EXERCISE INPUTS:
----------
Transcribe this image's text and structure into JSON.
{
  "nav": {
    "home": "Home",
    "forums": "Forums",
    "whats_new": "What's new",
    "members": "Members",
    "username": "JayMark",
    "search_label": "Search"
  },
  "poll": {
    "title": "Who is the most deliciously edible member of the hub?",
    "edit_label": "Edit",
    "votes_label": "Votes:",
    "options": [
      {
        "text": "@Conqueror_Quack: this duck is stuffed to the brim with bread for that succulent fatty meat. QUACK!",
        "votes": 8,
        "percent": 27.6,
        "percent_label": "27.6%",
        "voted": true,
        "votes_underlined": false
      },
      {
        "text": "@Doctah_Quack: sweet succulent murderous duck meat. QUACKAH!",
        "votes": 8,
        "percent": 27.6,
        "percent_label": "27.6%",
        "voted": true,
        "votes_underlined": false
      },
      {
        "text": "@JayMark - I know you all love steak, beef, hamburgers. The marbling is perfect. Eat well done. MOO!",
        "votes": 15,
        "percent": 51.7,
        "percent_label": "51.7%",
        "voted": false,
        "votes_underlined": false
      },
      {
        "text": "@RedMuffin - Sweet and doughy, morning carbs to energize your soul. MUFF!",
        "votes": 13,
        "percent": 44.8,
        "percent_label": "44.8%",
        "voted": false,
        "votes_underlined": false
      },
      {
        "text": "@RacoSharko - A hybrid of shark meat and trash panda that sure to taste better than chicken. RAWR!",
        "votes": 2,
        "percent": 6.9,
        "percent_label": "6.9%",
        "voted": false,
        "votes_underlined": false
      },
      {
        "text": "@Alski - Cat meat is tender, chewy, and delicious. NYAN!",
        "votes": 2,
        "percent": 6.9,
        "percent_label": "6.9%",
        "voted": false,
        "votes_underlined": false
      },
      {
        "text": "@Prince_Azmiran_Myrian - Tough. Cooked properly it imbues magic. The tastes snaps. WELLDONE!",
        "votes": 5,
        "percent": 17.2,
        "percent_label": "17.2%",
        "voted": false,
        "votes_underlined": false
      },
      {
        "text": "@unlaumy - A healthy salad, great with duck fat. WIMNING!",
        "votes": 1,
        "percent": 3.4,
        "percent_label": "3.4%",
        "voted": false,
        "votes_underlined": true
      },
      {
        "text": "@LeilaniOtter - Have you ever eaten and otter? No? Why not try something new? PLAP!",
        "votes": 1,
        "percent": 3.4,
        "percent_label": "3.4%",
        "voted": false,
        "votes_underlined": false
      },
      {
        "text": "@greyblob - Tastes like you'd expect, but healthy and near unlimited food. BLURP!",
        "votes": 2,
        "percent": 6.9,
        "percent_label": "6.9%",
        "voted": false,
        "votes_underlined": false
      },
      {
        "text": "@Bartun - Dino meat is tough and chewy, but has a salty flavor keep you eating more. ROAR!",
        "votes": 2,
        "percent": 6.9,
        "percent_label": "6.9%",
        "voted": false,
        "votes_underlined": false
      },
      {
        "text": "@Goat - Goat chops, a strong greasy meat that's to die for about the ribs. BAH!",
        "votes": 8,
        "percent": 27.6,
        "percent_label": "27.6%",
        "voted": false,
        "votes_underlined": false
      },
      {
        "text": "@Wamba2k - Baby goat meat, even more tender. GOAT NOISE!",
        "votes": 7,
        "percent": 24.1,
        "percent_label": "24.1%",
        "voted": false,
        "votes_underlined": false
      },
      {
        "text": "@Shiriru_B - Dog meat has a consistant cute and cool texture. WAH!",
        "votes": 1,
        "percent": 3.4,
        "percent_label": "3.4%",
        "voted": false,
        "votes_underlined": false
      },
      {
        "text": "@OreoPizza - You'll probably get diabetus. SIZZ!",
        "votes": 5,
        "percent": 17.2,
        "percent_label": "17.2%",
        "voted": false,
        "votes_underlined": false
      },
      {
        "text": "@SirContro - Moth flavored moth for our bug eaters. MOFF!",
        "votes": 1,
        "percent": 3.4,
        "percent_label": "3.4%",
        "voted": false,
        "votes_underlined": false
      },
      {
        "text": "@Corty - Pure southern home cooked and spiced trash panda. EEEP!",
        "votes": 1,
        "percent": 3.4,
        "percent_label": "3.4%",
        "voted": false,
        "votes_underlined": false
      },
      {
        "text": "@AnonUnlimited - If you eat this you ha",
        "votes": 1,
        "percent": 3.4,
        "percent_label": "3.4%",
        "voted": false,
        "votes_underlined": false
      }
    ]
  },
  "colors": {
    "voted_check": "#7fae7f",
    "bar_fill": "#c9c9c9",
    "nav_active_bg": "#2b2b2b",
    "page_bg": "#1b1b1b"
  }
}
----------
GIVEN INSTRUCTION:
Restate each of the entries above verbatim.

OUTPUT FOR THIS EXERCISE:
Transcribe this image's text and structure into JSON.
{
  "nav": {
    "home": "Home",
    "forums": "Forums",
    "whats_new": "What's new",
    "members": "Members",
    "username": "JayMark",
    "search_label": "Search"
  },
  "poll": {
    "title": "Who is the most deliciously edible member of the hub?",
    "edit_label": "Edit",
    "votes_label": "Votes:",
    "options": [
      {
        "text": "@Conqueror_Quack: this duck is stuffed to the brim with bread for that succulent fatty meat. QUACK!",
        "votes": 8,
        "percent": 27.6,
        "percent_label": "27.6%",
        "voted": true,
        "votes_underlined": false
      },
      {
        "text": "@Doctah_Quack: sweet succulent murderous duck meat. QUACKAH!",
        "votes": 8,
        "percent": 27.6,
        "percent_label": "27.6%",
        "voted": true,
        "votes_underlined": false
      },
      {
        "text": "@JayMark - I know you all love steak, beef, hamburgers. The marbling is perfect. Eat well done. MOO!",
        "votes": 15,
        "percent": 51.7,
        "percent_label": "51.7%",
        "voted": false,
        "votes_underlined": false
      },
      {
        "text": "@RedMuffin - Sweet and doughy, morning carbs to energize your soul. MUFF!",
        "votes": 13,
        "percent": 44.8,
        "percent_label": "44.8%",
        "voted": false,
        "votes_underlined": false
      },
      {
        "text": "@RacoSharko - A hybrid of shark meat and trash panda that sure to taste better than chicken. RAWR!",
        "votes": 2,
        "percent": 6.9,
        "percent_label": "6.9%",
        "voted": false,
        "votes_underlined": false
      },
      {
        "text": "@Alski - Cat meat is tender, chewy, and delicious. NYAN!",
        "votes": 2,
        "percent": 6.9,
        "percent_label": "6.9%",
        "voted": false,
        "votes_underlined": false
      },
      {
        "text": "@Prince_Azmiran_Myrian - Tough. Cooked properly it imbues magic. The tastes snaps. WELLDONE!",
        "votes": 5,
        "percent": 17.2,
        "percent_label": "17.2%",
        "voted": false,
        "votes_underlined": false
      },
      {
        "text": "@unlaumy - A healthy salad, great with duck fat. WIMNING!",
        "votes": 1,
        "percent": 3.4,
        "percent_label": "3.4%",
        "voted": false,
        "votes_underlined": true
      },
      {
        "text": "@LeilaniOtter - Have you ever eaten and otter? No? Why not try something new? PLAP!",
        "votes": 1,
        "percent": 3.4,
        "percent_label": "3.4%",
        "voted": false,
        "votes_underlined": false
      },
      {
        "text": "@greyblob - Tastes like you'd expect, but healthy and near unlimited food. BLURP!",
        "votes": 2,
        "percent": 6.9,
        "percent_label": "6.9%",
        "voted": false,
        "votes_underlined": false
      },
      {
        "text": "@Bartun - Dino meat is tough and chewy, but has a salty flavor keep you eating more. ROAR!",
        "votes": 2,
        "percent": 6.9,
        "percent_label": "6.9%",
        "voted": false,
        "votes_underlined": false
      },
      {
        "text": "@Goat - Goat chops, a strong greasy meat that's to die for about the ribs. BAH!",
        "votes": 8,
        "percent": 27.6,
        "percent_label": "27.6%",
        "voted": false,
        "votes_underlined": false
      },
      {
        "text": "@Wamba2k - Baby goat meat, even more tender. GOAT NOISE!",
        "votes": 7,
        "percent": 24.1,
        "percent_label": "24.1%",
        "voted": false,
        "votes_underlined": false
      },
      {
        "text": "@Shiriru_B - Dog meat has a consistant cute and cool texture. WAH!",
        "votes": 1,
        "percent": 3.4,
        "percent_label": "3.4%",
        "voted": false,
        "votes_underlined": false
      },
      {
        "text": "@OreoPizza - You'll probably get diabetus. SIZZ!",
        "votes": 5,
        "percent": 17.2,
        "percent_label": "17.2%",
        "voted": false,
        "votes_underlined": false
      },
      {
        "text": "@SirContro - Moth flavored moth for our bug eaters. MOFF!",
        "votes": 1,
        "percent": 3.4,
        "percent_label": "3.4%",
        "voted": false,
        "votes_underlined": false
      },
      {
        "text": "@Corty - Pure southern home cooked and spiced trash panda. EEEP!",
        "votes": 1,
        "percent": 3.4,
        "percent_label": "3.4%",
        "voted": false,
        "votes_underlined": false
      },
      {
        "text": "@AnonUnlimited - If you eat this you ha",
        "votes": 1,
        "percent": 3.4,
        "percent_label": "3.4%",
        "voted": false,
        "votes_underlined": false
      }
    ]
  },
  "colors": {
    "voted_check": "#7fae7f",
    "bar_fill": "#c9c9c9",
    "nav_active_bg": "#2b2b2b",
    "page_bg": "#1b1b1b"
  }
}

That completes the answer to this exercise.